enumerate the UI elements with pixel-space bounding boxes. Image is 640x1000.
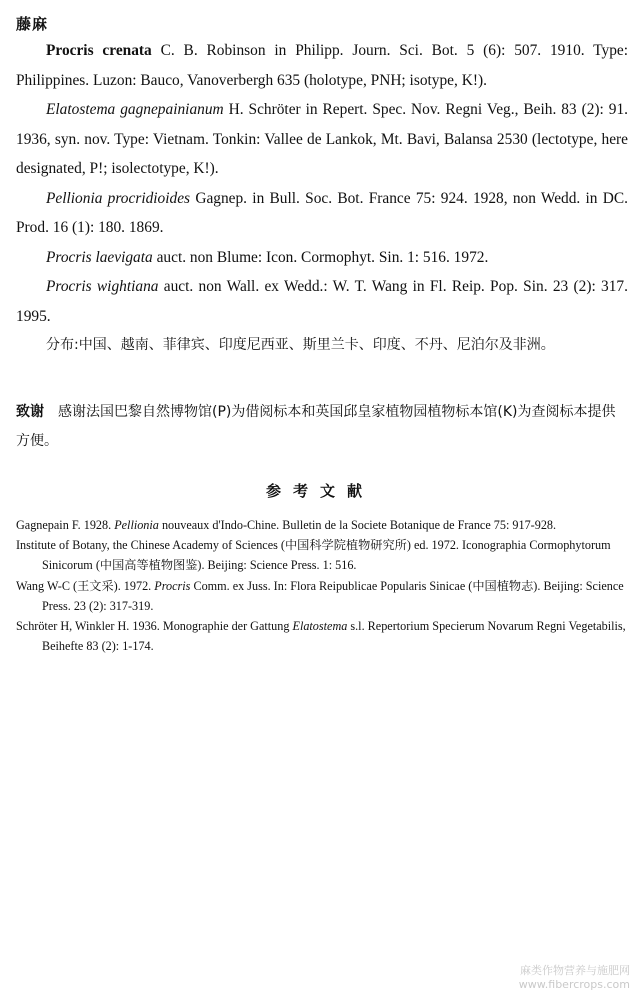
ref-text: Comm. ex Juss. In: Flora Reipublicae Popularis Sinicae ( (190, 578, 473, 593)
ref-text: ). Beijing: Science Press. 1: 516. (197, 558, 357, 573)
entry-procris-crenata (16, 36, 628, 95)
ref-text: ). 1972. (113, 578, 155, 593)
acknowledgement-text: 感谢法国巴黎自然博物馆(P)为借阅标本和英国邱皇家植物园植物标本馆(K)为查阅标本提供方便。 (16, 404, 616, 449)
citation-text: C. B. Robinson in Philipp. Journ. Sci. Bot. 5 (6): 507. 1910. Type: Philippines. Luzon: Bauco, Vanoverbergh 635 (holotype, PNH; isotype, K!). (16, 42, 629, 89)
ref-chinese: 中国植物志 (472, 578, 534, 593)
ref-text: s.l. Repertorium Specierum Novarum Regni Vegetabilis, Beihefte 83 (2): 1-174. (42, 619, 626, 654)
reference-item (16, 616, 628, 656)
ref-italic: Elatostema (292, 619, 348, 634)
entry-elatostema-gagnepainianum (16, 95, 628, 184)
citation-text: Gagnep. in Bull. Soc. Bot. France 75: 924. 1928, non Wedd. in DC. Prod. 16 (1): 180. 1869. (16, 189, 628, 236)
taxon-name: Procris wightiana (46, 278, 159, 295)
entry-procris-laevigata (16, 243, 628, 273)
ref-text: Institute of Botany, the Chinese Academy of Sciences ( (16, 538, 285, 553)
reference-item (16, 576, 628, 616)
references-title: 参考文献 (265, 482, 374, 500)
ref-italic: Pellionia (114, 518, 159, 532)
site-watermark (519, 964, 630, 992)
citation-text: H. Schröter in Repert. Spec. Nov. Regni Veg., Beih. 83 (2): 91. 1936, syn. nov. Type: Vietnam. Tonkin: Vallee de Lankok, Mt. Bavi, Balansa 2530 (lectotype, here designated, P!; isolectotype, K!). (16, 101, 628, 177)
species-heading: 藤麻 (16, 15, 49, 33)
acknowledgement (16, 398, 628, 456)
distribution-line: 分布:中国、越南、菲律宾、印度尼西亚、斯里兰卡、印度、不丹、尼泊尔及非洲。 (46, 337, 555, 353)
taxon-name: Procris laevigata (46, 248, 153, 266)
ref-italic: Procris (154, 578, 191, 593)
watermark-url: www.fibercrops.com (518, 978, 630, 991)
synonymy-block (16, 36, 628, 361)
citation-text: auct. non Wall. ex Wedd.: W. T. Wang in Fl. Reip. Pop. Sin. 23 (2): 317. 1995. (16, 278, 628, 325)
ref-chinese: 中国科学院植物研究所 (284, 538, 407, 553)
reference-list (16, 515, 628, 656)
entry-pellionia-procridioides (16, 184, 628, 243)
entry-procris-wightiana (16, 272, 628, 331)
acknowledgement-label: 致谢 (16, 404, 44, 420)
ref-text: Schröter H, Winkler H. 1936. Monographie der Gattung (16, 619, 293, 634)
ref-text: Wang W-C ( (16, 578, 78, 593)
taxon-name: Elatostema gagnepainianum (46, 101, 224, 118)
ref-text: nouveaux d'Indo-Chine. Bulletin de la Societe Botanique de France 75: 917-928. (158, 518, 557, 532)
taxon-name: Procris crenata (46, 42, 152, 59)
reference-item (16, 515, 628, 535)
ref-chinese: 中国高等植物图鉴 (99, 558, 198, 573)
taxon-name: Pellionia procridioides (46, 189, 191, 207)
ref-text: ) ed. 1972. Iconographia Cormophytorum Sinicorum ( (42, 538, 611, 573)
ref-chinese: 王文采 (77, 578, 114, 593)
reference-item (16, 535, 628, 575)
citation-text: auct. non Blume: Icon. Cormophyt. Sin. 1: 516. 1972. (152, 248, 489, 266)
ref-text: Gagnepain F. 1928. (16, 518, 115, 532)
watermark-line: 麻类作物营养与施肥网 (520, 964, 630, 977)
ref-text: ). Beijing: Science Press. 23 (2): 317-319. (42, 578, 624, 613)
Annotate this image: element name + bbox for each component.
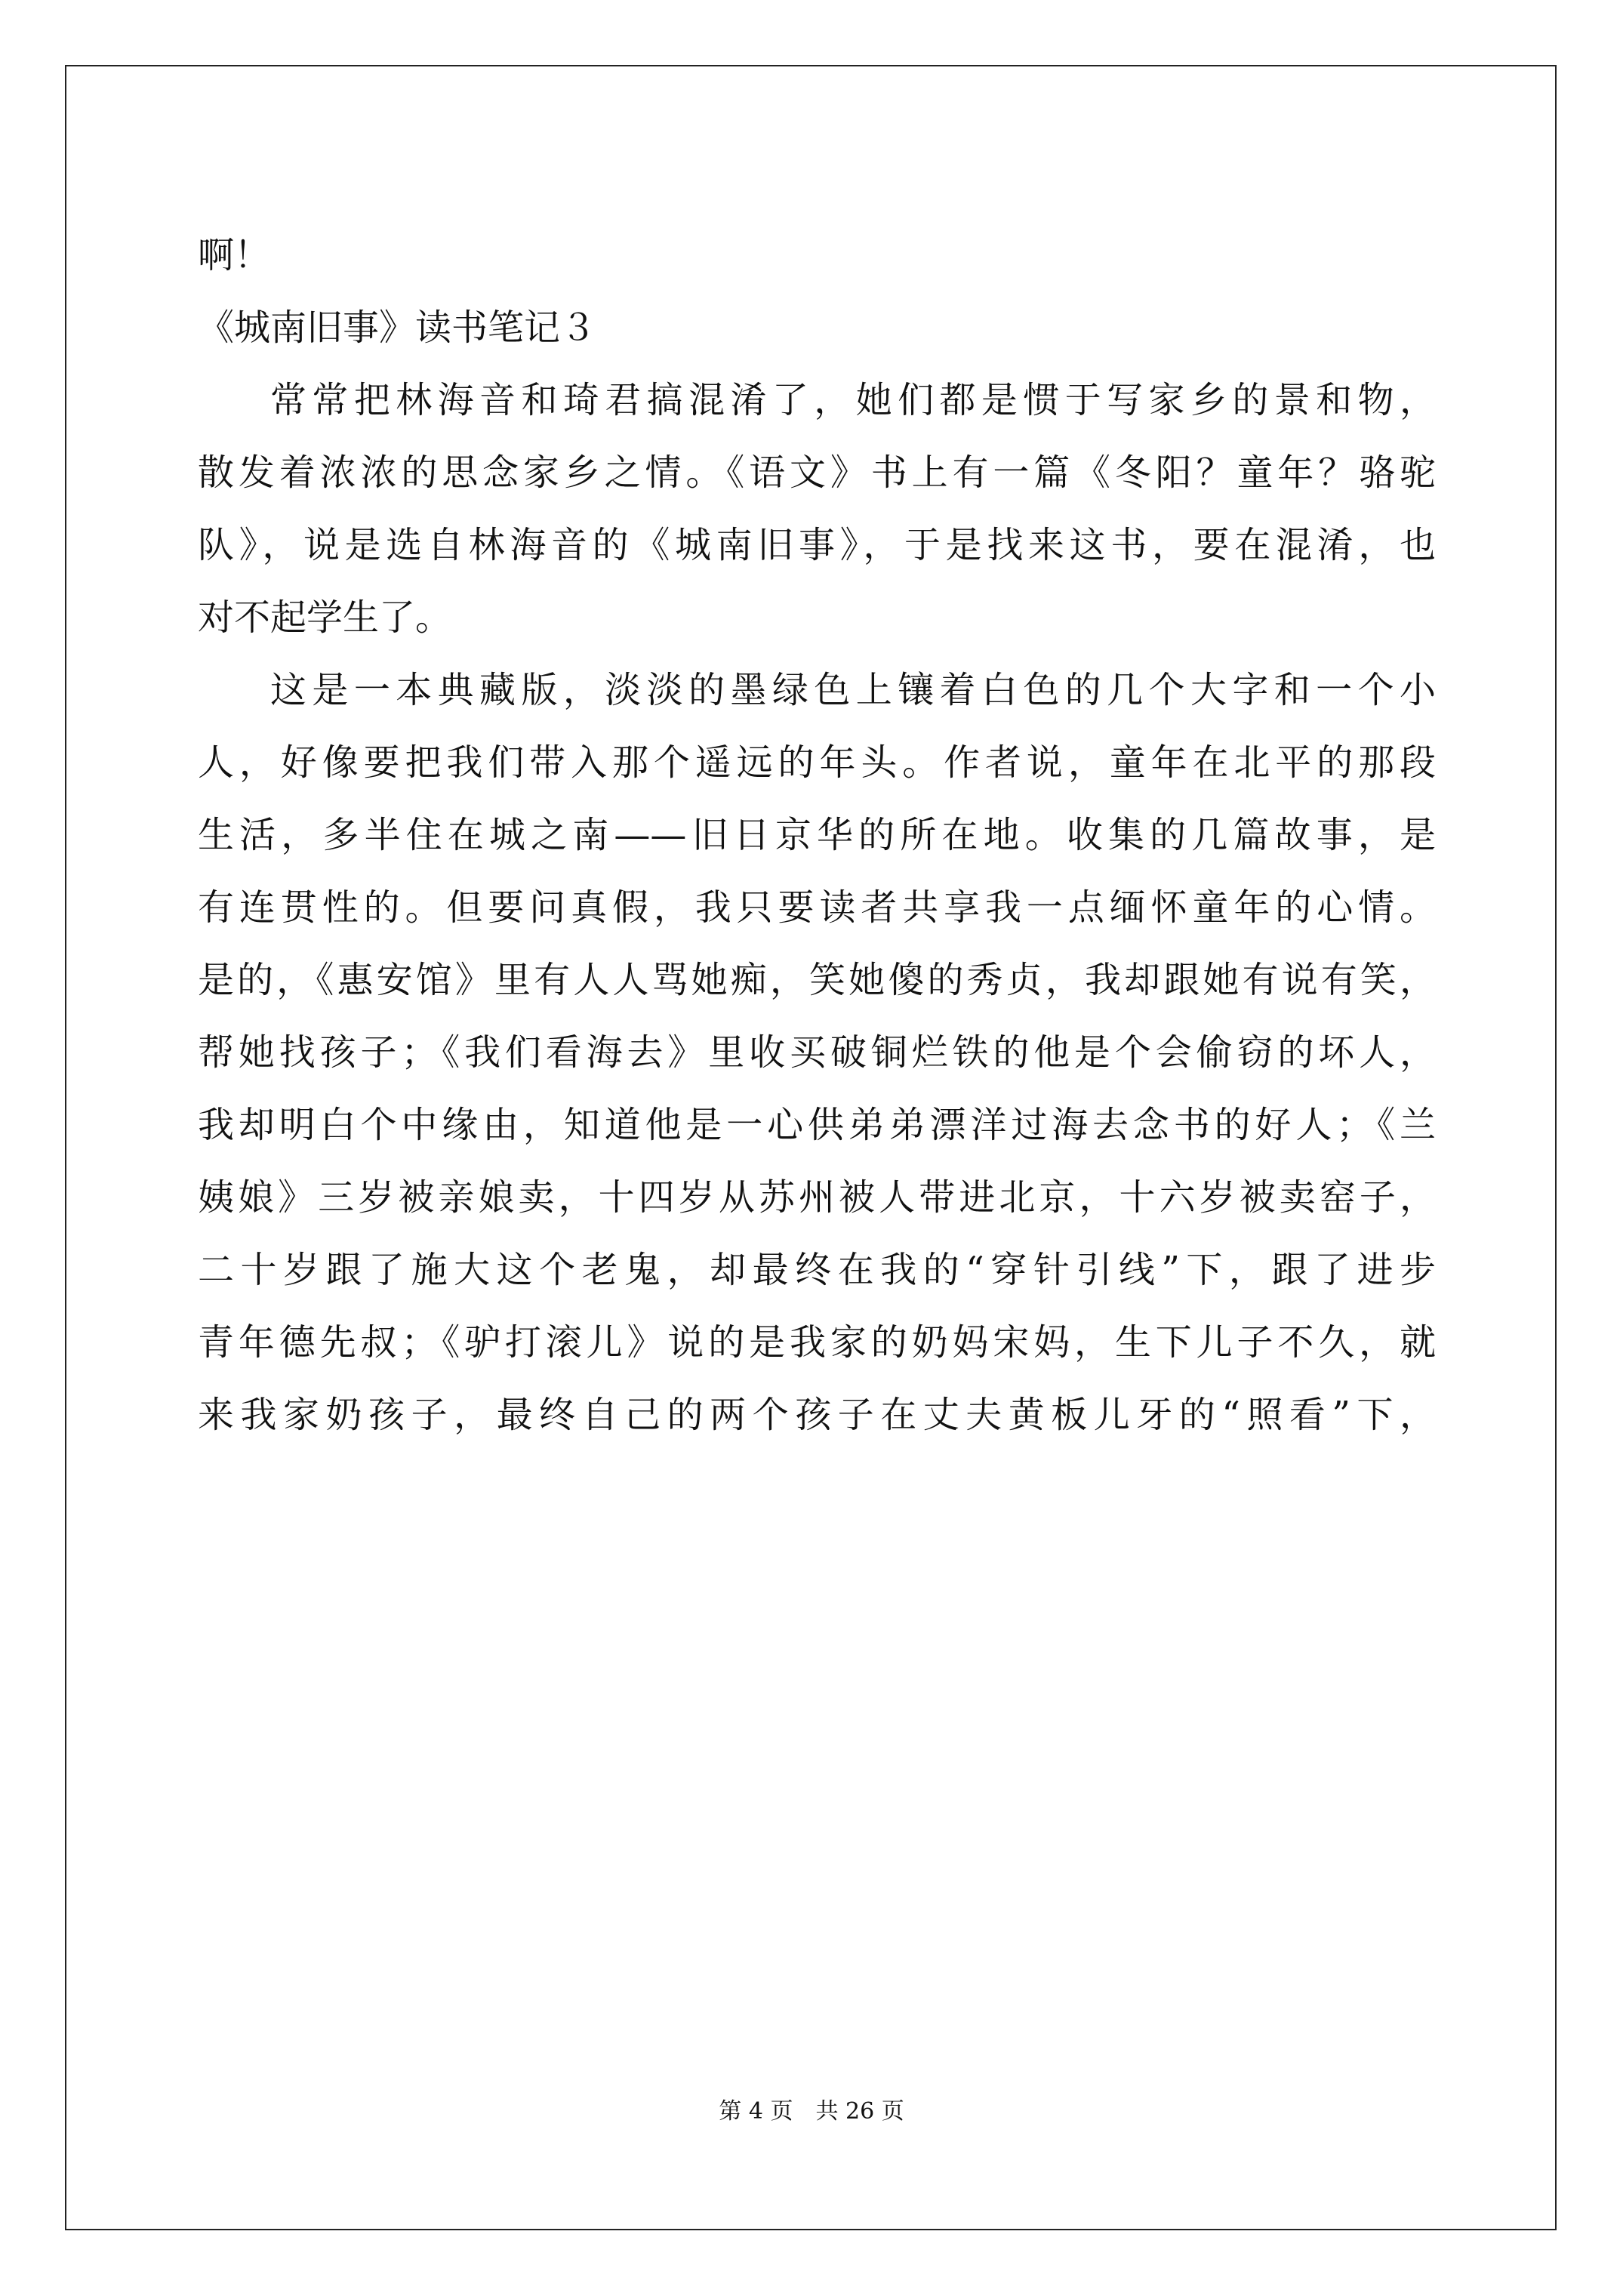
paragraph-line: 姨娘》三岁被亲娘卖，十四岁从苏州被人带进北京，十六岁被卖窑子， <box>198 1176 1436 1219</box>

========================

Exercise aim: Could you set down every one of the entries above again, word for word, leaving out the pictures?

Output of the task:
enumerate the UI elements with pixel-space bounding boxes. Image is 640x1000.
ref-text: Comm. ex Juss. In: Flora Reipublicae Popularis Sinicae ( (190, 578, 473, 593)
ref-text: ). Beijing: Science Press. 1: 516. (197, 558, 357, 573)
entry-procris-crenata (16, 36, 628, 95)
ref-text: ). 1972. (113, 578, 155, 593)
acknowledgement-text: 感谢法国巴黎自然博物馆(P)为借阅标本和英国邱皇家植物园植物标本馆(K)为查阅标本提供方便。 (16, 404, 616, 449)
citation-text: C. B. Robinson in Philipp. Journ. Sci. Bot. 5 (6): 507. 1910. Type: Philippines. Luzon: Bauco, Vanoverbergh 635 (holotype, PNH; isotype, K!). (16, 42, 629, 89)
ref-chinese: 中国植物志 (472, 578, 534, 593)
ref-text: s.l. Repertorium Specierum Novarum Regni Vegetabilis, Beihefte 83 (2): 1-174. (42, 619, 626, 654)
reference-item (16, 616, 628, 656)
ref-italic: Elatostema (292, 619, 348, 634)
entry-elatostema-gagnepainianum (16, 95, 628, 184)
citation-text: Gagnep. in Bull. Soc. Bot. France 75: 924. 1928, non Wedd. in DC. Prod. 16 (1): 180. 1869. (16, 189, 628, 236)
taxon-name: Procris wightiana (46, 278, 159, 295)
entry-procris-laevigata (16, 243, 628, 273)
ref-text: Institute of Botany, the Chinese Academy of Sciences ( (16, 538, 285, 553)
reference-item (16, 576, 628, 616)
references-title: 参考文献 (265, 482, 374, 500)
ref-italic: Pellionia (114, 518, 159, 532)
site-watermark (519, 964, 630, 992)
citation-text: H. Schröter in Repert. Spec. Nov. Regni Veg., Beih. 83 (2): 91. 1936, syn. nov. Type: Vietnam. Tonkin: Vallee de Lankok, Mt. Bavi, Balansa 2530 (lectotype, here designated, P!; isolectotype, K!). (16, 101, 628, 177)
species-heading: 藤麻 (16, 15, 49, 33)
acknowledgement (16, 398, 628, 456)
distribution-line: 分布:中国、越南、菲律宾、印度尼西亚、斯里兰卡、印度、不丹、尼泊尔及非洲。 (46, 337, 555, 353)
taxon-name: Procris laevigata (46, 248, 153, 266)
ref-italic: Procris (154, 578, 191, 593)
watermark-url: www.fibercrops.com (518, 978, 630, 991)
synonymy-block (16, 36, 628, 361)
citation-text: auct. non Wall. ex Wedd.: W. T. Wang in Fl. Reip. Pop. Sin. 23 (2): 317. 1995. (16, 278, 628, 325)
ref-chinese: 中国科学院植物研究所 (284, 538, 407, 553)
reference-list (16, 515, 628, 656)
entry-pellionia-procridioides (16, 184, 628, 243)
entry-procris-wightiana (16, 272, 628, 331)
acknowledgement-label: 致谢 (16, 404, 44, 420)
ref-text: Schröter H, Winkler H. 1936. Monographie der Gattung (16, 619, 293, 634)
ref-text: Wang W-C ( (16, 578, 78, 593)
taxon-name: Elatostema gagnepainianum (46, 101, 224, 118)
ref-text: nouveaux d'Indo-Chine. Bulletin de la Societe Botanique de France 75: 917-928. (158, 518, 557, 532)
taxon-name: Procris crenata (46, 42, 152, 59)
reference-item (16, 515, 628, 535)
ref-chinese: 中国高等植物图鉴 (99, 558, 198, 573)
taxon-name: Pellionia procridioides (46, 189, 191, 207)
ref-text: ) ed. 1972. Iconographia Cormophytorum Sinicorum ( (42, 538, 611, 573)
ref-chinese: 王文采 (77, 578, 114, 593)
reference-item (16, 535, 628, 575)
citation-text: auct. non Blume: Icon. Cormophyt. Sin. 1: 516. 1972. (152, 248, 489, 266)
ref-text: Gagnepain F. 1928. (16, 518, 115, 532)
watermark-line: 麻类作物营养与施肥网 (520, 964, 630, 977)
ref-text: ). Beijing: Science Press. 23 (2): 317-319. (42, 578, 624, 613)
Annotate this image: element name + bbox for each component.
paragraph-line: 姨娘》三岁被亲娘卖，十四岁从苏州被人带进北京，十六岁被卖窑子， <box>198 1176 1436 1219</box>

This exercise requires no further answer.